WHAT NEEDS TO BE DONE: Below are entries. Pull out all lines containing "Change".

BEGIN ENTRIES SHOWN

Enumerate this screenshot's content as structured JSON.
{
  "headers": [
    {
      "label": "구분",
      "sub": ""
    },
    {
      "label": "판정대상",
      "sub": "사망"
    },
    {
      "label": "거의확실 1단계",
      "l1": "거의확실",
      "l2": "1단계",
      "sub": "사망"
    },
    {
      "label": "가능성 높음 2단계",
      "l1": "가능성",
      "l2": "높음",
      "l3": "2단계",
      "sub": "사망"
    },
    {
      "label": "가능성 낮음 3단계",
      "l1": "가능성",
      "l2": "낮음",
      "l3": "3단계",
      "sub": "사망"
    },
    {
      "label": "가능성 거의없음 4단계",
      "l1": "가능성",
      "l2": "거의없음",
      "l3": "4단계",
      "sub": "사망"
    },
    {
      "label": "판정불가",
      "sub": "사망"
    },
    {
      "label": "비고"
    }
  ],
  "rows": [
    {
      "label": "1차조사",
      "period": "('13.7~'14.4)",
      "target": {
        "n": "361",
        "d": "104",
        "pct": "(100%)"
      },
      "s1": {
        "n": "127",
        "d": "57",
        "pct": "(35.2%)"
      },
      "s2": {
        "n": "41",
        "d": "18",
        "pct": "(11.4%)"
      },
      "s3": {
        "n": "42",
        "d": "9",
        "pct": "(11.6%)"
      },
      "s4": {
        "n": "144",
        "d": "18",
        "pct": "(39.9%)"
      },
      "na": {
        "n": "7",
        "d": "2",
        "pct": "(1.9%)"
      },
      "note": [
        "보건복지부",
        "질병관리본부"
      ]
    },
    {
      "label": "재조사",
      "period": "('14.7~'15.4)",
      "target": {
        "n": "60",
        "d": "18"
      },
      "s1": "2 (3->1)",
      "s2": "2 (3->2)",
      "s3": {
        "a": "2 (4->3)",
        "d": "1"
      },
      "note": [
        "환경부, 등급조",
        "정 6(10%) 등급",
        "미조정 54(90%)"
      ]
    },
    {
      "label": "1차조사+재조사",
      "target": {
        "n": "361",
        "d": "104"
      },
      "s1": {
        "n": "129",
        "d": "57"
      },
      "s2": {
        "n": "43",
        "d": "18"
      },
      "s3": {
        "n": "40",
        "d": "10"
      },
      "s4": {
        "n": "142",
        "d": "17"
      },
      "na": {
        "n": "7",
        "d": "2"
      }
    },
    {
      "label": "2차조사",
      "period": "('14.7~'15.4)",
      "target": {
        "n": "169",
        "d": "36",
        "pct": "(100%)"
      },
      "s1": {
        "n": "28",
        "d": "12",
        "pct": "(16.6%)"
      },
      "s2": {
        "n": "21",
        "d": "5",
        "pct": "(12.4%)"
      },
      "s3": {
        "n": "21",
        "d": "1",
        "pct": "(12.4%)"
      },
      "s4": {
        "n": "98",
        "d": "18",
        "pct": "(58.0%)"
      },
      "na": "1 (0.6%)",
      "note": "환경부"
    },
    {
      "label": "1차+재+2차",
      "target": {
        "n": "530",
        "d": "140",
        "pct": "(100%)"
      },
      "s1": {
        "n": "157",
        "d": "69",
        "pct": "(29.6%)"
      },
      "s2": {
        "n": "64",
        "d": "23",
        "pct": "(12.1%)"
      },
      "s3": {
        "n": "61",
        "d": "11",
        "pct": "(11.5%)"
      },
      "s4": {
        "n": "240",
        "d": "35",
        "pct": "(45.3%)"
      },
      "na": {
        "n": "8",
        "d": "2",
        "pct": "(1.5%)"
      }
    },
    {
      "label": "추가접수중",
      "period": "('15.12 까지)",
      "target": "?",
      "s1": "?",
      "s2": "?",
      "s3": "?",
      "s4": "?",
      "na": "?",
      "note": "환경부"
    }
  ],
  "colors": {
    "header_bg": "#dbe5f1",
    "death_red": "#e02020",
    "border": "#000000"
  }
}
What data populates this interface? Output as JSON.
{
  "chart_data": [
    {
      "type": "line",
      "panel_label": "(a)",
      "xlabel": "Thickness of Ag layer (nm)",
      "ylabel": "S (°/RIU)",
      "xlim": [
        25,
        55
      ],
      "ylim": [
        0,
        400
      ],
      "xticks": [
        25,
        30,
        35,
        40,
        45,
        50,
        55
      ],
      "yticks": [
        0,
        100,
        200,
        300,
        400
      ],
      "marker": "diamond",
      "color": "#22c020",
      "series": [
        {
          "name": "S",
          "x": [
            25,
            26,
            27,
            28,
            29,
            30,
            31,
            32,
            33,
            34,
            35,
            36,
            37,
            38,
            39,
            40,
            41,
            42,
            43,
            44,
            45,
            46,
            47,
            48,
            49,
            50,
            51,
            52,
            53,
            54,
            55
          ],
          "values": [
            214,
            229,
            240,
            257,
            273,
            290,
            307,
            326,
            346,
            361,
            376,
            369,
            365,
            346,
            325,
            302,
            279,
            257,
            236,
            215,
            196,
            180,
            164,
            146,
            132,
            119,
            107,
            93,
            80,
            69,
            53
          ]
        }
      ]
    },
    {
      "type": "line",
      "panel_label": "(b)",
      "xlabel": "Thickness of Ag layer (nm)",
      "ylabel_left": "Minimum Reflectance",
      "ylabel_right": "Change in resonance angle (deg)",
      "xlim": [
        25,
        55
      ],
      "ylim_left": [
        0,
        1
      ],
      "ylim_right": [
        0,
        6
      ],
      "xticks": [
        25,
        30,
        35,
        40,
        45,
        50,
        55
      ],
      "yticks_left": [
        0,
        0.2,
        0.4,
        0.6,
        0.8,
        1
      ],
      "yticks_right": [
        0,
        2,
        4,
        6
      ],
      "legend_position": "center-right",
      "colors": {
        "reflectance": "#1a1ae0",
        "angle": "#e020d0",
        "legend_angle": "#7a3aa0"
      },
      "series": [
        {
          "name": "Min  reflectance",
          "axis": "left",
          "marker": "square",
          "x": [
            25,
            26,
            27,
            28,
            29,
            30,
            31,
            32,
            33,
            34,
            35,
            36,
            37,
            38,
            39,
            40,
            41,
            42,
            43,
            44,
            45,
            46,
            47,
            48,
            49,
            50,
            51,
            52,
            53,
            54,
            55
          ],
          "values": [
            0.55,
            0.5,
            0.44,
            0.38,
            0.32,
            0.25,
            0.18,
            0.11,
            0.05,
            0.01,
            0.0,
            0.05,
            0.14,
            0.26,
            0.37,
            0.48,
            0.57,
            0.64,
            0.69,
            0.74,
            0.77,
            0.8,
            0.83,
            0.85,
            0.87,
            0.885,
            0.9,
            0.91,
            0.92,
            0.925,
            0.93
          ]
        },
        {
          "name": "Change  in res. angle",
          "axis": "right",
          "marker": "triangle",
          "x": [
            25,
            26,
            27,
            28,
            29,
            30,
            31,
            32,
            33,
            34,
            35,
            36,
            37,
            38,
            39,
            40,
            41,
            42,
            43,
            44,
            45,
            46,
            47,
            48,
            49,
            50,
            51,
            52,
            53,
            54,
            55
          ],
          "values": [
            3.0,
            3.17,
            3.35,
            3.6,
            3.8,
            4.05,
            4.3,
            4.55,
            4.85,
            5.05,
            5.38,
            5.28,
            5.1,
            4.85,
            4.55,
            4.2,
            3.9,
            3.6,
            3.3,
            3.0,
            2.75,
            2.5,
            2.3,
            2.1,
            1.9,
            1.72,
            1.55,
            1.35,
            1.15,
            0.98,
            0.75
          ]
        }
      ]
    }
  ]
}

END ENTRIES SHOWN
BEGIN ENTRIES SHOWN

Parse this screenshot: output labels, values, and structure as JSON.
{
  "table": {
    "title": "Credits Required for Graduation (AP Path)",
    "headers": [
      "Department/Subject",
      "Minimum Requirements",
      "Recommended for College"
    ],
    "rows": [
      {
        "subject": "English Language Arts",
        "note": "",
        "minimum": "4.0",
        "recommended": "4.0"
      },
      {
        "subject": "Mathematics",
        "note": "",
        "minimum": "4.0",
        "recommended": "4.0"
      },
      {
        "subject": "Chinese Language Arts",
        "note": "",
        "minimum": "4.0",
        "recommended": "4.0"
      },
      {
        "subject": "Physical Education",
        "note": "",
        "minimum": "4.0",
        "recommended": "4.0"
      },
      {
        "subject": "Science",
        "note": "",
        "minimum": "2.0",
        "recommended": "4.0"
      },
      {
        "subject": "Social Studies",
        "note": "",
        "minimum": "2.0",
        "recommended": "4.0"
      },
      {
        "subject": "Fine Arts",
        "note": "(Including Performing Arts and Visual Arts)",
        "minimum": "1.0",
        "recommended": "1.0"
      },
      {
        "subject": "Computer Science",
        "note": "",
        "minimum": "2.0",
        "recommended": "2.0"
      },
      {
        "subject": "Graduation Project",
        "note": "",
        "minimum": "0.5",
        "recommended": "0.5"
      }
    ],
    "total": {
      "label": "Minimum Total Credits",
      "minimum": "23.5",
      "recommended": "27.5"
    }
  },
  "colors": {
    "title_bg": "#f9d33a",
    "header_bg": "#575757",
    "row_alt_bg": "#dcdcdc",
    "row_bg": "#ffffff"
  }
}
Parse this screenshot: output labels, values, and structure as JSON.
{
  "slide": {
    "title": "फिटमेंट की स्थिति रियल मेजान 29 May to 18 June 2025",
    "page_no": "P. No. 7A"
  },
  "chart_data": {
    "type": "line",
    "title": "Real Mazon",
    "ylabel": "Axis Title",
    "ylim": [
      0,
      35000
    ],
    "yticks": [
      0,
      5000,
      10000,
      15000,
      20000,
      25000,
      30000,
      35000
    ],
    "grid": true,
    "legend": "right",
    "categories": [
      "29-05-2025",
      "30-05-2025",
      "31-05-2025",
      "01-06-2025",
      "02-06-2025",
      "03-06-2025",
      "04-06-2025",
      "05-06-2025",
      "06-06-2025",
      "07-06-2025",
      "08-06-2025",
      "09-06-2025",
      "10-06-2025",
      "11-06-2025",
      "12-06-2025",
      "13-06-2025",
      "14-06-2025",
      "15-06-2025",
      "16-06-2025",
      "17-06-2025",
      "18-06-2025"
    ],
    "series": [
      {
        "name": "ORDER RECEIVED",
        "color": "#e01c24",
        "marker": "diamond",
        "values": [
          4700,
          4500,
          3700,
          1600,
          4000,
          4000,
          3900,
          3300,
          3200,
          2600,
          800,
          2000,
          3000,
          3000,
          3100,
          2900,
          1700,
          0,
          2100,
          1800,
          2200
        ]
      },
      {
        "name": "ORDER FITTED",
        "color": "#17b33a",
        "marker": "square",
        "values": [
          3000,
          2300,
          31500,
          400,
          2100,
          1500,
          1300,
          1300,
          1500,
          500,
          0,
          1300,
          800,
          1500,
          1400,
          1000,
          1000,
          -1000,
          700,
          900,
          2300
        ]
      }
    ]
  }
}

END ENTRIES SHOWN

CORRECT RESULT:
      "ylabel_right": "Change in resonance angle (deg)",
          "name": "Change  in res. angle",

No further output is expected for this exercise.